> DATASET ENTRIES
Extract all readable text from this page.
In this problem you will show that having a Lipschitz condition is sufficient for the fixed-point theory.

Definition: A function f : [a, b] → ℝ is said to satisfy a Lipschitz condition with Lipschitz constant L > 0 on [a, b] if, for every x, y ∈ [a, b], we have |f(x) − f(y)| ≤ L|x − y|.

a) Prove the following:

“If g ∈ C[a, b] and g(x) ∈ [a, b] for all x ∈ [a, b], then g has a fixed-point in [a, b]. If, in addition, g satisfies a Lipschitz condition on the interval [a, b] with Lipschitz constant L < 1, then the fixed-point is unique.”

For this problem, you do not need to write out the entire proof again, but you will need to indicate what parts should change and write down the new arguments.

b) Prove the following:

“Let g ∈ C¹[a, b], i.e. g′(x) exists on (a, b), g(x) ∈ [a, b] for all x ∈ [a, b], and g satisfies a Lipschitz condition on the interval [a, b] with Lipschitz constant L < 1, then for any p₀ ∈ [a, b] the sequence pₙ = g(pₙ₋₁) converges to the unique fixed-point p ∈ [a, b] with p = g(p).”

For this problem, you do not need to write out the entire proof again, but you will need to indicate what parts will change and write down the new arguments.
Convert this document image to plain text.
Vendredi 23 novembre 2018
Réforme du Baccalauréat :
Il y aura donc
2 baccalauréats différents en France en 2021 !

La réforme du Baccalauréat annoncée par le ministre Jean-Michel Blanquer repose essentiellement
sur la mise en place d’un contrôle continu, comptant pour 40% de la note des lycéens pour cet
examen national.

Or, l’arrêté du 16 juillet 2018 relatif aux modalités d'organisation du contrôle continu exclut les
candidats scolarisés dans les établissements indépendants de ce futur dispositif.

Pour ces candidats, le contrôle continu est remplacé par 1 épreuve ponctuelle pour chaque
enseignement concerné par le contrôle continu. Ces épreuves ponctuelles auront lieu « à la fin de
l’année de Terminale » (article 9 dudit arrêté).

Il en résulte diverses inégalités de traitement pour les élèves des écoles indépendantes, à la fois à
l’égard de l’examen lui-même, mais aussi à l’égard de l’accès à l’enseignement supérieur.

> TASK TO COMPLETE
Show the lines of the records that contain the word "fixed".

> THE REPLY
In this problem you will show that having a Lipschitz condition is sufficient for the fixed-point theory.
“If g ∈ C[a, b] and g(x) ∈ [a, b] for all x ∈ [a, b], then g has a fixed-point in [a, b]. If, in addition, g satisfies a Lipschitz condition on the interval [a, b] with Lipschitz constant L < 1, then the fixed-point is unique.”
“Let g ∈ C¹[a, b], i.e. g′(x) exists on (a, b), g(x) ∈ [a, b] for all x ∈ [a, b], and g satisfies a Lipschitz condition on the interval [a, b] with Lipschitz constant L < 1, then for any p₀ ∈ [a, b] the sequence pₙ = g(pₙ₋₁) converges to the unique fixed-point p ∈ [a, b] with p = g(p).”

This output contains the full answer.